Chacun des hommes mis en cause est un homme détruit. Le premier, le mari, est soumis à tout le monde : à sa femme, à sa famille, et même aux amants de sa femme.

Autant l’appeler Clairement, c’est un « cuck ».

Ceux qui veulent des grands mots actuels, eh bien, moi aussi, je pourrais en utiliser : cet homme est un « homme soja », un homme « déconstruit », en somme. Et c’est précisément à cause de cela que tous les événements, et probablement les meurtres en série, surviennent, parce que, ce mec n'a pas de couilles, disons les termes.

Il se laisse marcher dessus par tout le monde : un homme peut venir chez lui violer sa femme, presque sous ses yeux, et il ne réagit pas.

Sa femme peut faire venir ses amants chez elle, l’obliger à les servir au petit matin après qu’ils ont passé la nuit ensemble, et il ne dit rien.

Sa famille peut lui imposer d’épouser une femme qui ne le souhaite pas, et il ne dit rien.

On peut tuer sa femme sous ses yeux, et il ne dit rien, car il est trop soumis, trop lâche.

Et ceci n’est qu’un exemple parmi d’autres, mais, finalement, tous les personnages incarnent, à leur manière, cette image d’homme pathétique, mais dangereux.


-Un amant assoiffé de contrôle, voulant jouer les chevaliers blancs, mais qui n’est qu’une ordure comme les autres.

-Un homosexuel refoulé qui trouve du plaisir à voir ses femmes se faire violer sous ses yeux, en payant des hommes pour le faire.

-Le mari, je l’ai déjà mentionné.

-Un beau-frère qui n’a aucune vie, qui s’invente une existence fictive et va jusqu’à reproduire les crimes pour se donner de l’importance.

-Et donc, la femme qui fait payer à son mari le fait d'être une merde en le traitant encore plus comme une merde, en couchant avec tout ce qui bouge sous son propre toit, devant son mari et devant son propre fils aussi, car cette dernière meurt littéralement avec la bouche remplie par la bite de son amant, alors que son propre fils est à 30 cm d'elle.


Tous ces personnages sont autodestructeurs et destructeurs pour les autres. Il n’y a pas d’idéologie là-dedans : ils incarnent les tréfonds de l’âme humaine.

Si la série se voulait féministe, pensez-vous vraiment qu’ils auraient dépeint une victime avec autant de défauts, même s’il s’agit d’une histoire vraie ?

Ils auraient fait d’elle une mère idéale, une épouse irréprochable, détruite par de vils hommes. Mais non, ce n’est pas le cas : elle est elle-même une personne abjecte, qui a fait vivre un enfer à son mari. Oui, elle a été violée, mais elle a aussi vu son mari être violé avant de l’être elle-même par le même individu.


Tout est malsain dans cette série : les personnages sont malsains, l’histoire est malsaine, et l’ambiance l’est tout autant.

Cela me permet de parler de la réalisation. Depuis le début, je vous parle de l’histoire, de la manière dont elle est racontée, et de la façon dont la série parvient brillamment à détourner les codes pour nous surprendre.


Mais elle le fait aussi à travers la mise en scène. J’ai déjà mentionné plus haut le fait de changer la silhouette du tueur, par exemple : ce n’est pas vraiment de la mise en scène, mais plutôt un détail de mise en scène.
= = = =
• Objectif:
D'après le texte sur la série, quelles trois choses sont qualifiées de malsaines ?

• Données brutes:
= = = =
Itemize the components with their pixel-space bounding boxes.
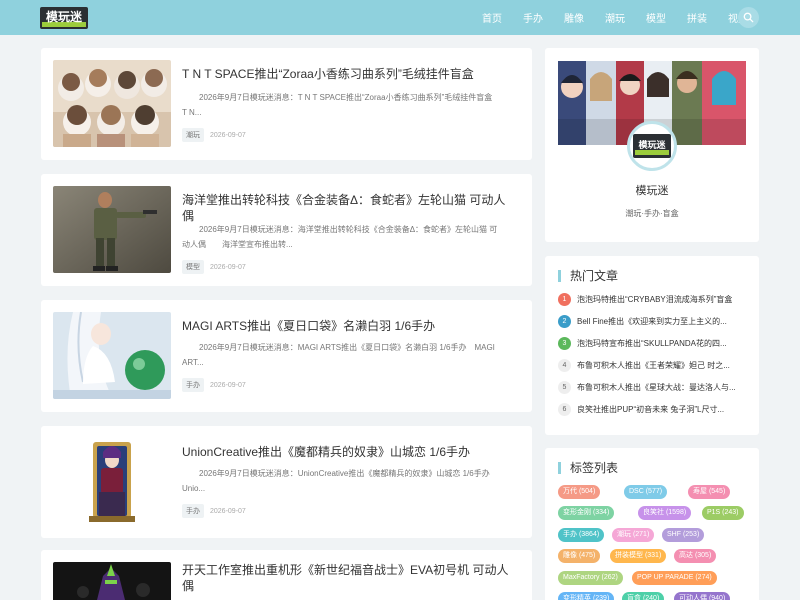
= = = =
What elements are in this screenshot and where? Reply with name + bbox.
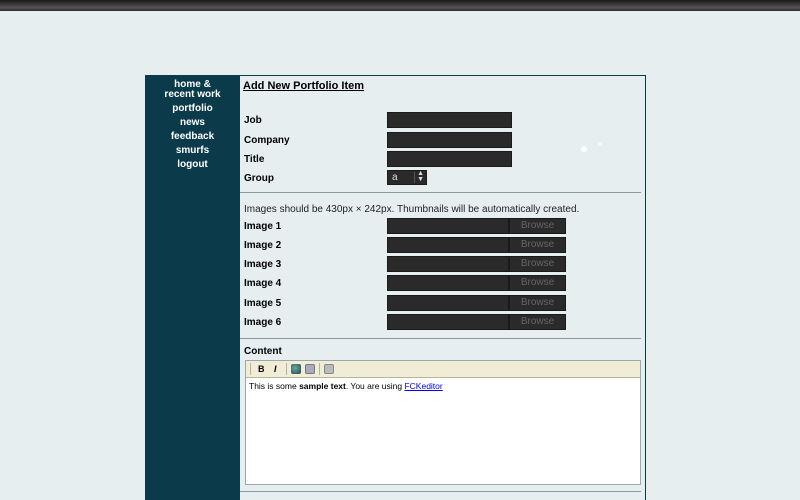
= = = =
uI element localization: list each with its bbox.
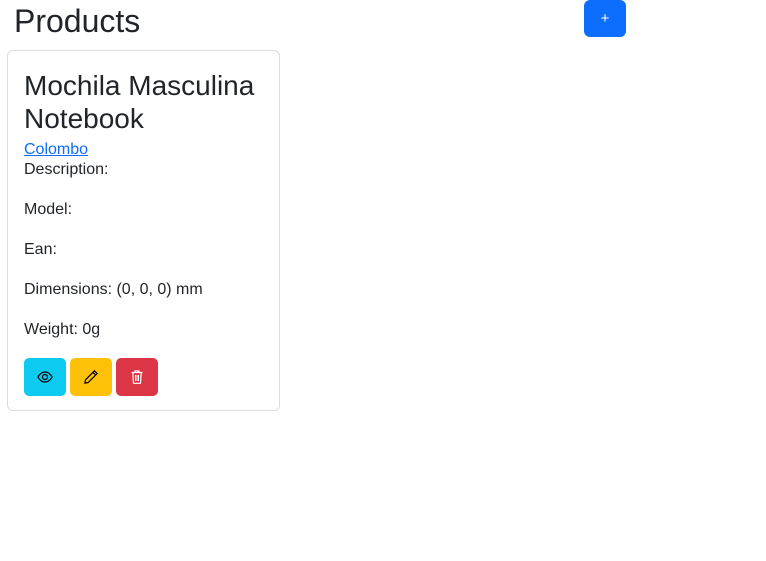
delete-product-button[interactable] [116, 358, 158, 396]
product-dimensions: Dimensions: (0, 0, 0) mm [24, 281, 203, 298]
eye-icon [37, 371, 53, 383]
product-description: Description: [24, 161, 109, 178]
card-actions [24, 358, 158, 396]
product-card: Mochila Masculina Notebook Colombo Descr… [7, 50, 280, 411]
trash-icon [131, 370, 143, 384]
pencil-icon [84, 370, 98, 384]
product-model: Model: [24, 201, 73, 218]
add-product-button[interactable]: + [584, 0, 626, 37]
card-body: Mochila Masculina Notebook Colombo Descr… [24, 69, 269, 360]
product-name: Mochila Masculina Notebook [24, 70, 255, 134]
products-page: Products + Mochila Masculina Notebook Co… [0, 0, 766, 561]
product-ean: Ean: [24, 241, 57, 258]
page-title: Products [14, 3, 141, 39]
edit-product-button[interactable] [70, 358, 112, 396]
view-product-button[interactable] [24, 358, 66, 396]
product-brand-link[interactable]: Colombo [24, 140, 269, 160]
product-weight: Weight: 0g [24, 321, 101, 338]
= = = =
• Corrigé de l'exercice:
Les personnages, l'histoire et l'ambiance.